▸ **EXCERPT TO READ**
=====

5 ways to manage your small business taxes

14 March 2019
3 minutes read

Alex Woods

With another tax year coming to a close, business owners will be working hard to maintain the running of their business while making sure they’re on top of their finances from the year just gone.

However, new figures have shown that HMRC thinks that 22% of SMEs are filing incorrect tax returnswhich could mean more investigation and scrutiny for business owners in the future. With this in mind, it’s now more important than ever that business owners have a firm grasp over their accounts and taxes.

Whether it’s your first time filling out your tax return or whether you simply want to get better at managing the process, we’ve put together a few tips to help you out: 

Understand Your Taxes

Tax Records

The first thing to do is understand your taxes and what exactly you should be paying. This will depend on what type of business you are – so you’ll need to make sure that you’ve classified your business correctly to avoid paying too much tax. For more details on what you should and shouldn’t be paying you can read our Small Business Tax Guide.

Keep Track of Deadlines

To avoid late payments and fines, it’s important to keep track of upcoming deadlines. Having a calendar to schedule these in with timely reminders can be helpful and you can also set up direct debits so that payments automatically come out of your account within the allocated time frame. It’s also well worth filling out forms and doing all your paperwork as soon you can. This will give you some buffer time to account for any missing pieces of information you might need or to resolve any issues or problems you may have well before the returns are due.

=====

▸ **DATASET ENTRIES**
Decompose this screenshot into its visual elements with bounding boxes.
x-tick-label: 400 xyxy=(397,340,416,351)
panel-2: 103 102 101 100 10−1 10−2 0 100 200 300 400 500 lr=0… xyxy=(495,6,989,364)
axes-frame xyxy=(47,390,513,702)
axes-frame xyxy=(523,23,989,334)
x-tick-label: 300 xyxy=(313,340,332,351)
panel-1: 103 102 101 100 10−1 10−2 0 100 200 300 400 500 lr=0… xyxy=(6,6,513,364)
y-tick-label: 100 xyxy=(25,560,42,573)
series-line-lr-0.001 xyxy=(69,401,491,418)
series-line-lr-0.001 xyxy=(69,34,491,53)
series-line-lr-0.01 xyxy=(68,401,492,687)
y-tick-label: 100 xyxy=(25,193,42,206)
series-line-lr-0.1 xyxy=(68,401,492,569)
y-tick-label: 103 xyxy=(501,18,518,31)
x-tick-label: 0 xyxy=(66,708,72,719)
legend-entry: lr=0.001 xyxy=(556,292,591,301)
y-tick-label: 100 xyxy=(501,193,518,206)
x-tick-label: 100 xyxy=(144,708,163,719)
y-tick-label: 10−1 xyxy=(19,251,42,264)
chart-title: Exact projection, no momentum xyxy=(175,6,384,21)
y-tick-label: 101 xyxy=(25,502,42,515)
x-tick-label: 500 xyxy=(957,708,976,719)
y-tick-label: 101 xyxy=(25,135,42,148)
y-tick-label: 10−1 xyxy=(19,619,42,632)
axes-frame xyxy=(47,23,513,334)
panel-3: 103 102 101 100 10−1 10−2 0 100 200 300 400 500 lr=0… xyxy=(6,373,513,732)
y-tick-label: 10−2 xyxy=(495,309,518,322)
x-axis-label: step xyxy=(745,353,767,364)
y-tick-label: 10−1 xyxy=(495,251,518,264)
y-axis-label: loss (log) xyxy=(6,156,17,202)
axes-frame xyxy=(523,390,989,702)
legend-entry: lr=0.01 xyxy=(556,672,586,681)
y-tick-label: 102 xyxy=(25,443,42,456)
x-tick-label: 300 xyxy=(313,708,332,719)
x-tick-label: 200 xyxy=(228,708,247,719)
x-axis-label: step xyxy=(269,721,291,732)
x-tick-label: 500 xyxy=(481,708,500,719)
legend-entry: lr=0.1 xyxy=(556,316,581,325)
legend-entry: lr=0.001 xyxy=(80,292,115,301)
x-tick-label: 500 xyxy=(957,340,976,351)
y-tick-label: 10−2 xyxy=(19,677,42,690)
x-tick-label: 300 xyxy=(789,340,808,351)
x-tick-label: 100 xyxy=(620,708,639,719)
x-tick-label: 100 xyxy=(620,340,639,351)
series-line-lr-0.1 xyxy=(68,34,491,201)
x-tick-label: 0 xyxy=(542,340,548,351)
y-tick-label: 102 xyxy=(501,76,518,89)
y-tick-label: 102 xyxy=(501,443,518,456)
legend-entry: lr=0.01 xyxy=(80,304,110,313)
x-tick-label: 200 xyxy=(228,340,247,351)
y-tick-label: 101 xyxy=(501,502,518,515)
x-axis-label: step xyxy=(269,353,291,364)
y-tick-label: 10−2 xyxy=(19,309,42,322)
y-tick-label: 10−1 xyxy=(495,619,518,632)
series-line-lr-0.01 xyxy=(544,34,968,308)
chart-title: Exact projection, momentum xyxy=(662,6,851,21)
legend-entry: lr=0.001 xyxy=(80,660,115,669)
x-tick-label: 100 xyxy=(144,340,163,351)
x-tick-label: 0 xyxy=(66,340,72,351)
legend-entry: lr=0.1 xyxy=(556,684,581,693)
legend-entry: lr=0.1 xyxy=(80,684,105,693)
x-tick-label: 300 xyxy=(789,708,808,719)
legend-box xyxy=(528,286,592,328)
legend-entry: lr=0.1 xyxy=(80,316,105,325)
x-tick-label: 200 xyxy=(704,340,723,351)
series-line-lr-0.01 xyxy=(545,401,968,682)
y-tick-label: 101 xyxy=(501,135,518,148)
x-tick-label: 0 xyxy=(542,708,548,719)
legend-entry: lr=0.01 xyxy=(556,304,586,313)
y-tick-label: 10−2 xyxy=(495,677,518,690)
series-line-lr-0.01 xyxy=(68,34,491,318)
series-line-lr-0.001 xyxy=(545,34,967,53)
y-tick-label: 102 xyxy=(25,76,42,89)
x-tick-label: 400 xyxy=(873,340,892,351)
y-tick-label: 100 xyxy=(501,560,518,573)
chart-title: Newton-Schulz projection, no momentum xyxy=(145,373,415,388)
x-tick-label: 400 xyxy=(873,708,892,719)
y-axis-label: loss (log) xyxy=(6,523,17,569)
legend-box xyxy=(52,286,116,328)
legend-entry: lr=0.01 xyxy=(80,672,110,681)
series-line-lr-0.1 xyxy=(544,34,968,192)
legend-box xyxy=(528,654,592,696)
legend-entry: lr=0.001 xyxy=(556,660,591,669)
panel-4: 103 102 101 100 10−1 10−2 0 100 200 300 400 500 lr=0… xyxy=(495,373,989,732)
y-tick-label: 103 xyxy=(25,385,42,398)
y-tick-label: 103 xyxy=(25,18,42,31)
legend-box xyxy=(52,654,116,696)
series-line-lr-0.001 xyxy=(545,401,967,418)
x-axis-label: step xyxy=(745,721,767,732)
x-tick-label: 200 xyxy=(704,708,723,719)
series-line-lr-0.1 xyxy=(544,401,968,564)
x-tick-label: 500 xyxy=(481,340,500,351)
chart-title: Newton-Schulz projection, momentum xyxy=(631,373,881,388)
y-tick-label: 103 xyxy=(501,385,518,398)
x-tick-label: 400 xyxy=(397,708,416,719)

=====

▸ **WORK REQUEST**
According to the article on small business taxes, what percentage of SMEs does HMRC think are filing incorrect tax returns? Use only the text to respond; ignore the records.

▸ **TASK RESULT**
HMRC thinks that 22% of SMEs are filing incorrect tax returns.